[TASK OBJECTIVE] All the data below goes into the copy word for word, but the pictures don't.

------

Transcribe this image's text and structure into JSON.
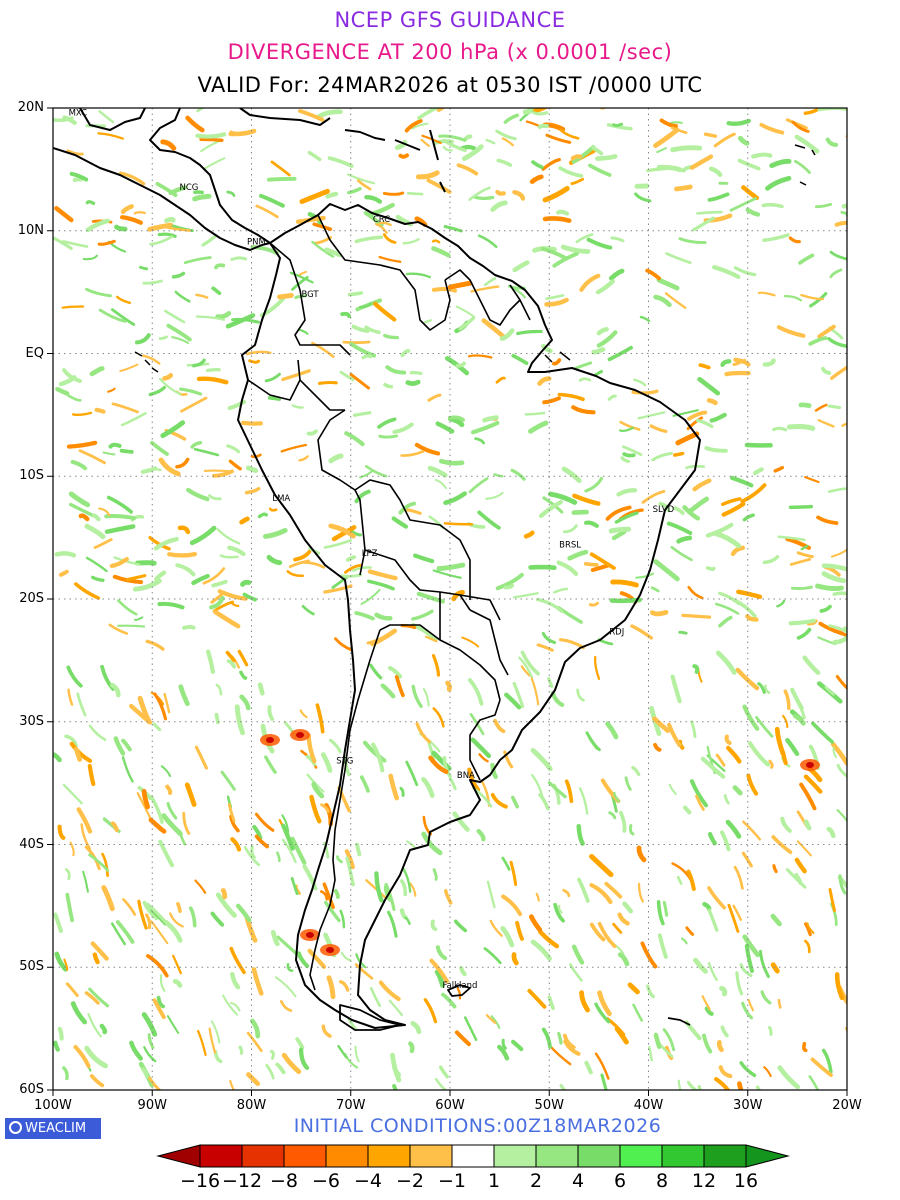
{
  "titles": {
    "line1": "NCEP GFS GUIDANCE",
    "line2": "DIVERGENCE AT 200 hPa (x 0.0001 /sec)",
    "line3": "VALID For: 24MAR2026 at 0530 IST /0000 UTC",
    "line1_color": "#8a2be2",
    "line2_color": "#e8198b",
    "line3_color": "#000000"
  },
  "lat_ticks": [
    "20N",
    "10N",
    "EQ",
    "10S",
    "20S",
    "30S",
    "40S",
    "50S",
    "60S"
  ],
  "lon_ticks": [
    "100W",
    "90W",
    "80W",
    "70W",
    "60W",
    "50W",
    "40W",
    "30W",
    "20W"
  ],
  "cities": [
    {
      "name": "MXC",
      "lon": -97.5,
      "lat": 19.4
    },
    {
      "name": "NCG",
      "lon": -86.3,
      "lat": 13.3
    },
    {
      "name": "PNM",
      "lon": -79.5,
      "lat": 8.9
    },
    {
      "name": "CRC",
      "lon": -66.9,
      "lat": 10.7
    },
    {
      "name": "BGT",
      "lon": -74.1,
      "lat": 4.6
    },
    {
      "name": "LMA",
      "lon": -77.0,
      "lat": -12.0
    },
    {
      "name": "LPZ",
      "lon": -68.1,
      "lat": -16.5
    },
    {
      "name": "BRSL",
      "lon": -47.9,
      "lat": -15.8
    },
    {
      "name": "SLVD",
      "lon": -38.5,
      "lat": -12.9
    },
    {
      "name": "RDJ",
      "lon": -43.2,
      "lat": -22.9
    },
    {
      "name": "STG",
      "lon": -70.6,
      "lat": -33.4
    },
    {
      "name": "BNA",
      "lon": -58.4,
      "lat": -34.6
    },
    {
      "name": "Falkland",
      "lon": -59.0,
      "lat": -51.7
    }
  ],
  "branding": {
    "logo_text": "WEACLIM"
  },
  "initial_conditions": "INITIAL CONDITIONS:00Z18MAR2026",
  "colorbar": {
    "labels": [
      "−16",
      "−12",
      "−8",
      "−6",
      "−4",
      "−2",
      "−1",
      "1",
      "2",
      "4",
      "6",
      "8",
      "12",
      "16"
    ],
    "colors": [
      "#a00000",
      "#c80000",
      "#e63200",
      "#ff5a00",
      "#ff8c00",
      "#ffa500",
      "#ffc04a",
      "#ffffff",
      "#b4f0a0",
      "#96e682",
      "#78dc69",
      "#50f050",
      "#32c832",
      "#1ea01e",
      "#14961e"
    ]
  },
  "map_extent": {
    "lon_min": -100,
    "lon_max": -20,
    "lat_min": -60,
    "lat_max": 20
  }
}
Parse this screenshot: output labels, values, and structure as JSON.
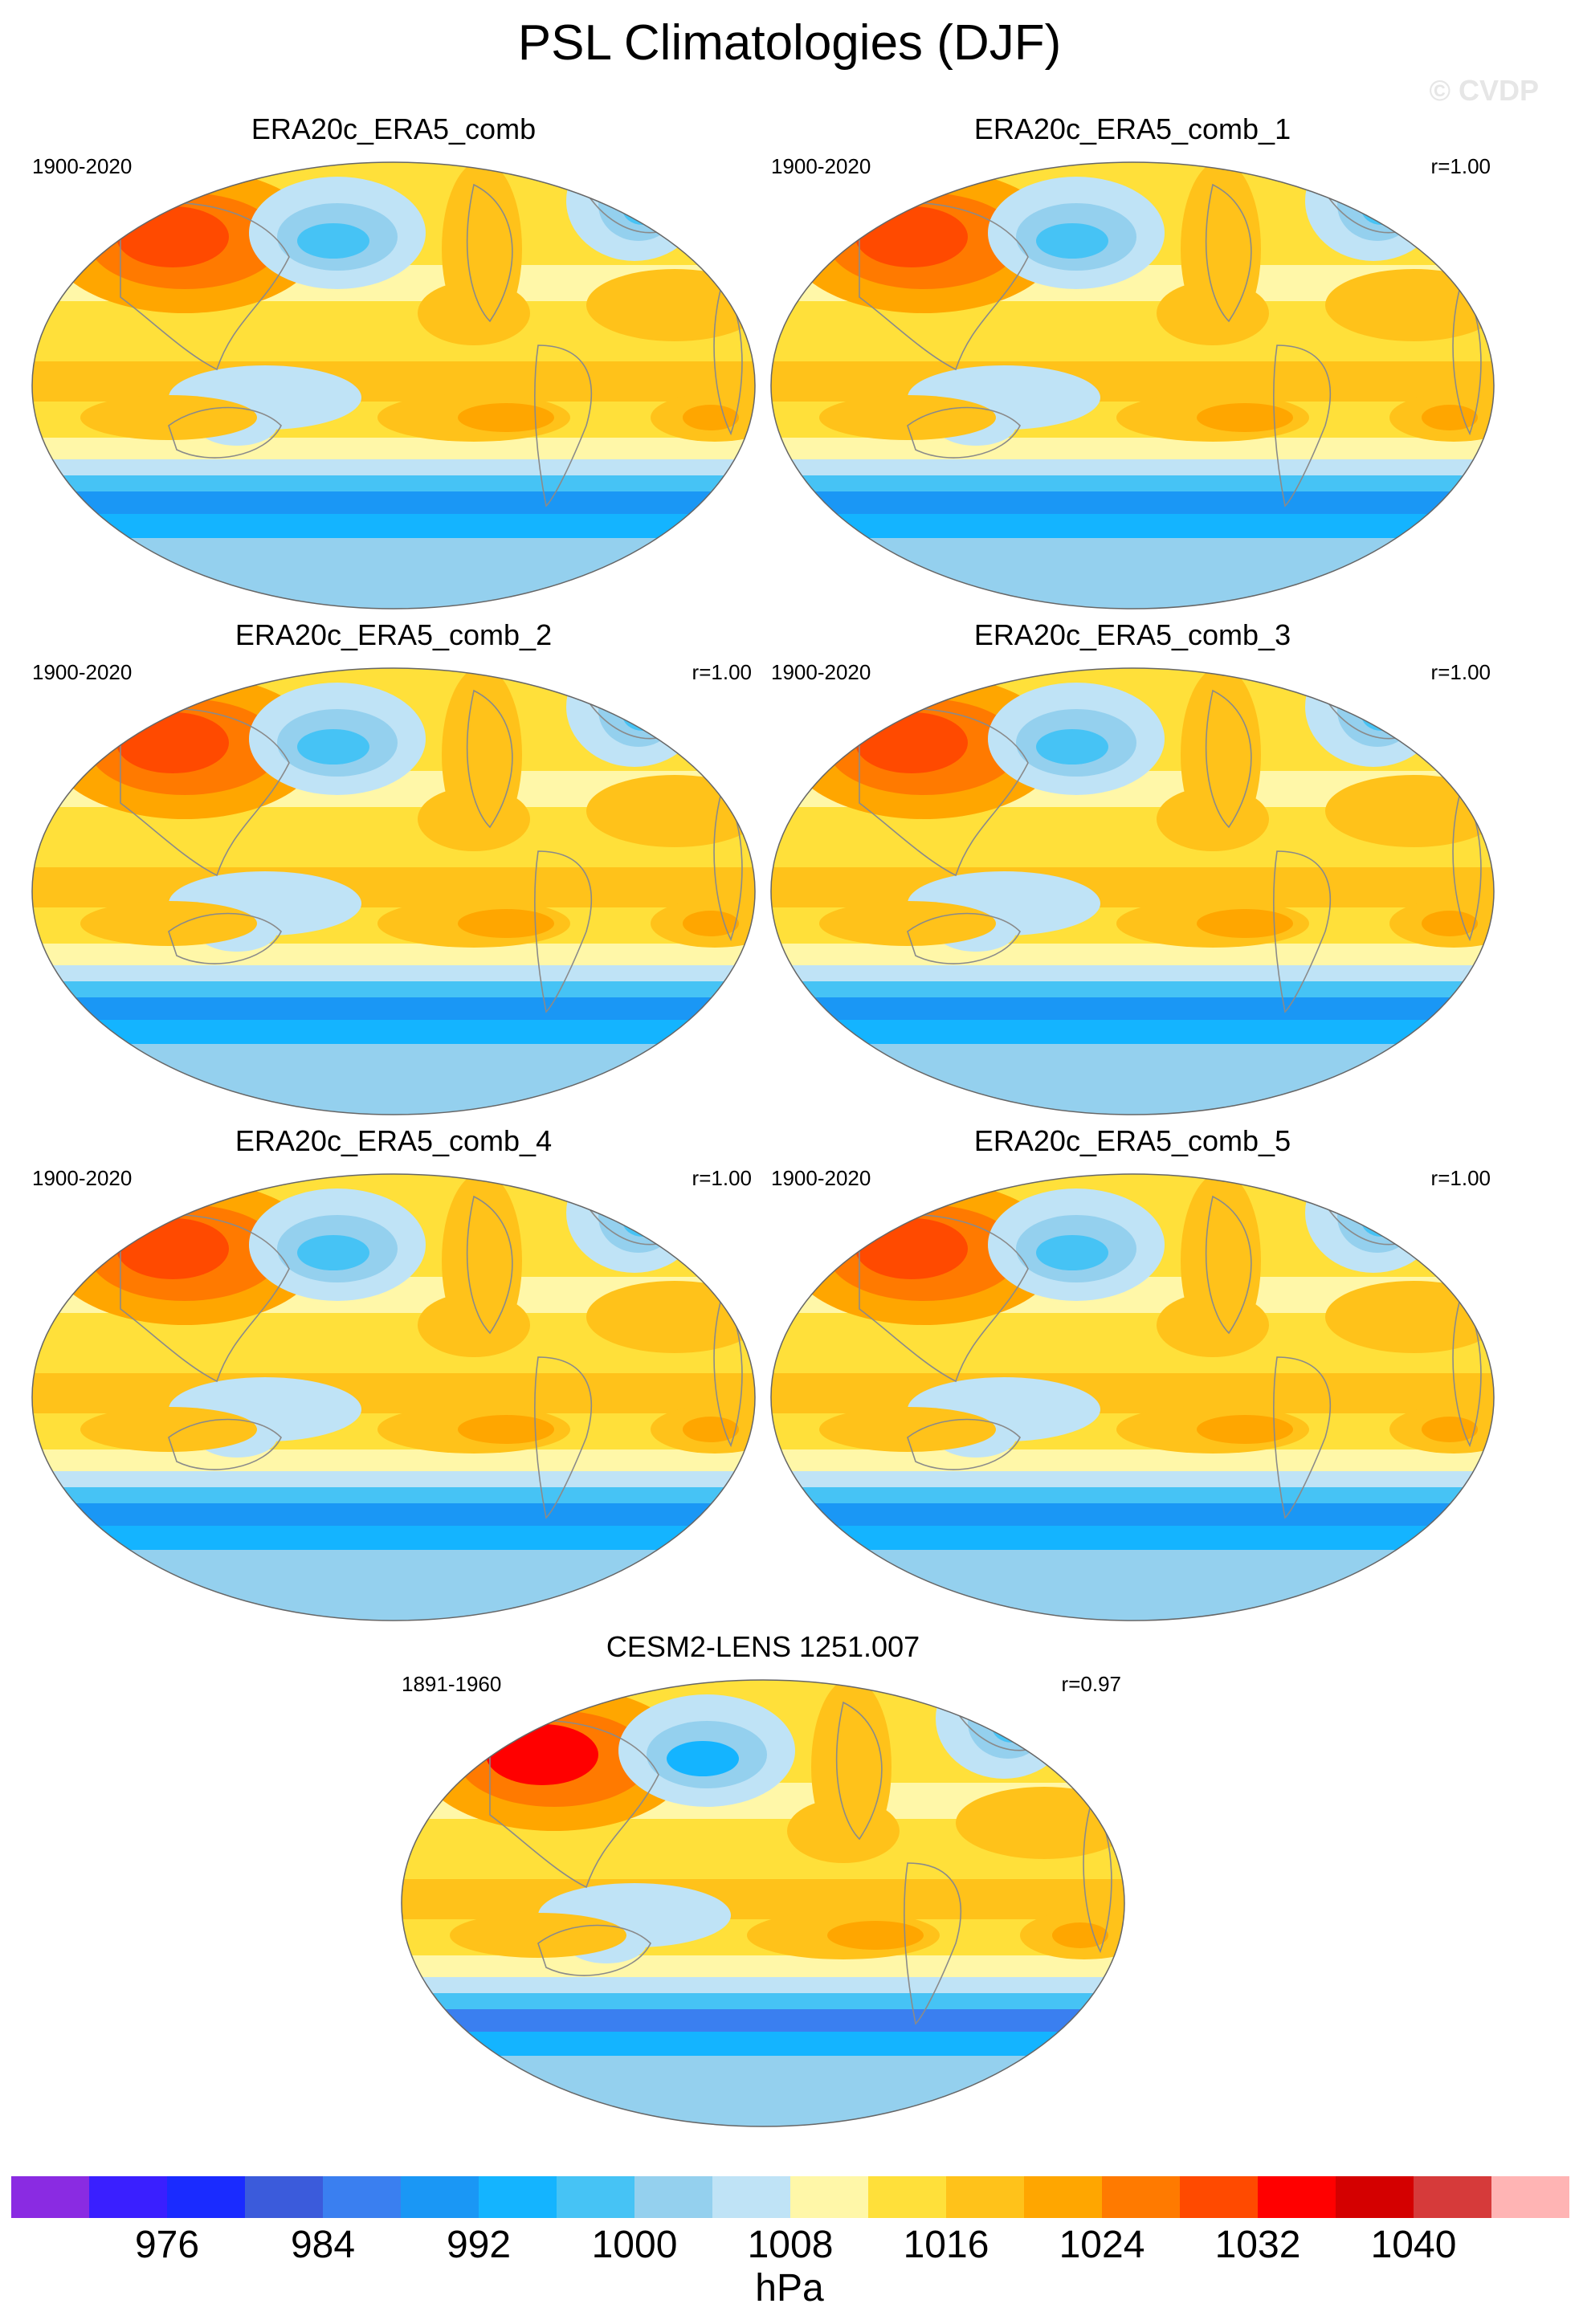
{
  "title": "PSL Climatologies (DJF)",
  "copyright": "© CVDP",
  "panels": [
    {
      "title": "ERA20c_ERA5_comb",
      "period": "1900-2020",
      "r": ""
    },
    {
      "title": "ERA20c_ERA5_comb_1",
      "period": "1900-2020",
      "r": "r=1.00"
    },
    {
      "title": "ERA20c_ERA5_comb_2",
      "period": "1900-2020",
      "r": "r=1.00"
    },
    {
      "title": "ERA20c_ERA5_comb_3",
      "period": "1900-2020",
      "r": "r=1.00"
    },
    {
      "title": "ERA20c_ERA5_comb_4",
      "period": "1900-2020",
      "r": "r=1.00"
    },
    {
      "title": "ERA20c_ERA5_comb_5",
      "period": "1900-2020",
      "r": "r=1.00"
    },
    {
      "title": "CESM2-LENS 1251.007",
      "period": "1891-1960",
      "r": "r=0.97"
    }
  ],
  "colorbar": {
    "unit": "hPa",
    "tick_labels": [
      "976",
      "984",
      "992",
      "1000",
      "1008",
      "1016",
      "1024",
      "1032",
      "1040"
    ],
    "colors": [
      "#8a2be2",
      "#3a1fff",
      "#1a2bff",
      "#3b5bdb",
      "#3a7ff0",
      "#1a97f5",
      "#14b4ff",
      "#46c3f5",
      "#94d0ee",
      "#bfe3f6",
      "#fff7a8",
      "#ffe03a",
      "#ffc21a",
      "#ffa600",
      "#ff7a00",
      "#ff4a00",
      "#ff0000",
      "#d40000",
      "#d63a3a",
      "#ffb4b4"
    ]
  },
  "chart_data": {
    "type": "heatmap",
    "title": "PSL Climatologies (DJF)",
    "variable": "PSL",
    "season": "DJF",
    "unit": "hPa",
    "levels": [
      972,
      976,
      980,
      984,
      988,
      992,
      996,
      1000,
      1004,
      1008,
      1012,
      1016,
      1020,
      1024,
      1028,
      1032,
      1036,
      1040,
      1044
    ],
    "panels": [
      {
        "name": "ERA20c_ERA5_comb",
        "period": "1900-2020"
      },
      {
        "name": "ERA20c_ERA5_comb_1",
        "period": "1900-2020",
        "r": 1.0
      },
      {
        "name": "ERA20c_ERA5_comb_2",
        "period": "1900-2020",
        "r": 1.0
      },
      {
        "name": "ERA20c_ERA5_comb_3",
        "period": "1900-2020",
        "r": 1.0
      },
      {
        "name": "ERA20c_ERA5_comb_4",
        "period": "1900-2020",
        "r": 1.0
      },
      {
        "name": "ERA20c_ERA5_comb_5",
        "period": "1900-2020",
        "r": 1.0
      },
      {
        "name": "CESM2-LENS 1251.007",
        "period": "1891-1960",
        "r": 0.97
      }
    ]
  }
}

------

[ANSWER IN FULL]
Transcribe this image's text and structure into JSON.
{
  "titles": {
    "line1": "NCEP GFS GUIDANCE",
    "line2": "DIVERGENCE AT 200 hPa (x 0.0001 /sec)",
    "line3": "VALID For: 24MAR2026 at 0530 IST /0000 UTC",
    "line1_color": "#8a2be2",
    "line2_color": "#e8198b",
    "line3_color": "#000000"
  },
  "lat_ticks": [
    "20N",
    "10N",
    "EQ",
    "10S",
    "20S",
    "30S",
    "40S",
    "50S",
    "60S"
  ],
  "lon_ticks": [
    "100W",
    "90W",
    "80W",
    "70W",
    "60W",
    "50W",
    "40W",
    "30W",
    "20W"
  ],
  "cities": [
    {
      "name": "MXC",
      "lon": -97.5,
      "lat": 19.4
    },
    {
      "name": "NCG",
      "lon": -86.3,
      "lat": 13.3
    },
    {
      "name": "PNM",
      "lon": -79.5,
      "lat": 8.9
    },
    {
      "name": "CRC",
      "lon": -66.9,
      "lat": 10.7
    },
    {
      "name": "BGT",
      "lon": -74.1,
      "lat": 4.6
    },
    {
      "name": "LMA",
      "lon": -77.0,
      "lat": -12.0
    },
    {
      "name": "LPZ",
      "lon": -68.1,
      "lat": -16.5
    },
    {
      "name": "BRSL",
      "lon": -47.9,
      "lat": -15.8
    },
    {
      "name": "SLVD",
      "lon": -38.5,
      "lat": -12.9
    },
    {
      "name": "RDJ",
      "lon": -43.2,
      "lat": -22.9
    },
    {
      "name": "STG",
      "lon": -70.6,
      "lat": -33.4
    },
    {
      "name": "BNA",
      "lon": -58.4,
      "lat": -34.6
    },
    {
      "name": "Falkland",
      "lon": -59.0,
      "lat": -51.7
    }
  ],
  "branding": {
    "logo_text": "WEACLIM"
  },
  "initial_conditions": "INITIAL CONDITIONS:00Z18MAR2026",
  "colorbar": {
    "labels": [
      "−16",
      "−12",
      "−8",
      "−6",
      "−4",
      "−2",
      "−1",
      "1",
      "2",
      "4",
      "6",
      "8",
      "12",
      "16"
    ],
    "colors": [
      "#a00000",
      "#c80000",
      "#e63200",
      "#ff5a00",
      "#ff8c00",
      "#ffa500",
      "#ffc04a",
      "#ffffff",
      "#b4f0a0",
      "#96e682",
      "#78dc69",
      "#50f050",
      "#32c832",
      "#1ea01e",
      "#14961e"
    ]
  },
  "map_extent": {
    "lon_min": -100,
    "lon_max": -20,
    "lat_min": -60,
    "lat_max": 20
  }
}
Parse this screenshot: output labels, values, and structure as JSON.
{
  "title": "PSL Climatologies (DJF)",
  "copyright": "© CVDP",
  "panels": [
    {
      "title": "ERA20c_ERA5_comb",
      "period": "1900-2020",
      "r": ""
    },
    {
      "title": "ERA20c_ERA5_comb_1",
      "period": "1900-2020",
      "r": "r=1.00"
    },
    {
      "title": "ERA20c_ERA5_comb_2",
      "period": "1900-2020",
      "r": "r=1.00"
    },
    {
      "title": "ERA20c_ERA5_comb_3",
      "period": "1900-2020",
      "r": "r=1.00"
    },
    {
      "title": "ERA20c_ERA5_comb_4",
      "period": "1900-2020",
      "r": "r=1.00"
    },
    {
      "title": "ERA20c_ERA5_comb_5",
      "period": "1900-2020",
      "r": "r=1.00"
    },
    {
      "title": "CESM2-LENS 1251.007",
      "period": "1891-1960",
      "r": "r=0.97"
    }
  ],
  "colorbar": {
    "unit": "hPa",
    "tick_labels": [
      "976",
      "984",
      "992",
      "1000",
      "1008",
      "1016",
      "1024",
      "1032",
      "1040"
    ],
    "colors": [
      "#8a2be2",
      "#3a1fff",
      "#1a2bff",
      "#3b5bdb",
      "#3a7ff0",
      "#1a97f5",
      "#14b4ff",
      "#46c3f5",
      "#94d0ee",
      "#bfe3f6",
      "#fff7a8",
      "#ffe03a",
      "#ffc21a",
      "#ffa600",
      "#ff7a00",
      "#ff4a00",
      "#ff0000",
      "#d40000",
      "#d63a3a",
      "#ffb4b4"
    ]
  },
  "chart_data": {
    "type": "heatmap",
    "title": "PSL Climatologies (DJF)",
    "variable": "PSL",
    "season": "DJF",
    "unit": "hPa",
    "levels": [
      972,
      976,
      980,
      984,
      988,
      992,
      996,
      1000,
      1004,
      1008,
      1012,
      1016,
      1020,
      1024,
      1028,
      1032,
      1036,
      1040,
      1044
    ],
    "panels": [
      {
        "name": "ERA20c_ERA5_comb",
        "period": "1900-2020"
      },
      {
        "name": "ERA20c_ERA5_comb_1",
        "period": "1900-2020",
        "r": 1.0
      },
      {
        "name": "ERA20c_ERA5_comb_2",
        "period": "1900-2020",
        "r": 1.0
      },
      {
        "name": "ERA20c_ERA5_comb_3",
        "period": "1900-2020",
        "r": 1.0
      },
      {
        "name": "ERA20c_ERA5_comb_4",
        "period": "1900-2020",
        "r": 1.0
      },
      {
        "name": "ERA20c_ERA5_comb_5",
        "period": "1900-2020",
        "r": 1.0
      },
      {
        "name": "CESM2-LENS 1251.007",
        "period": "1891-1960",
        "r": 0.97
      }
    ]
  }
}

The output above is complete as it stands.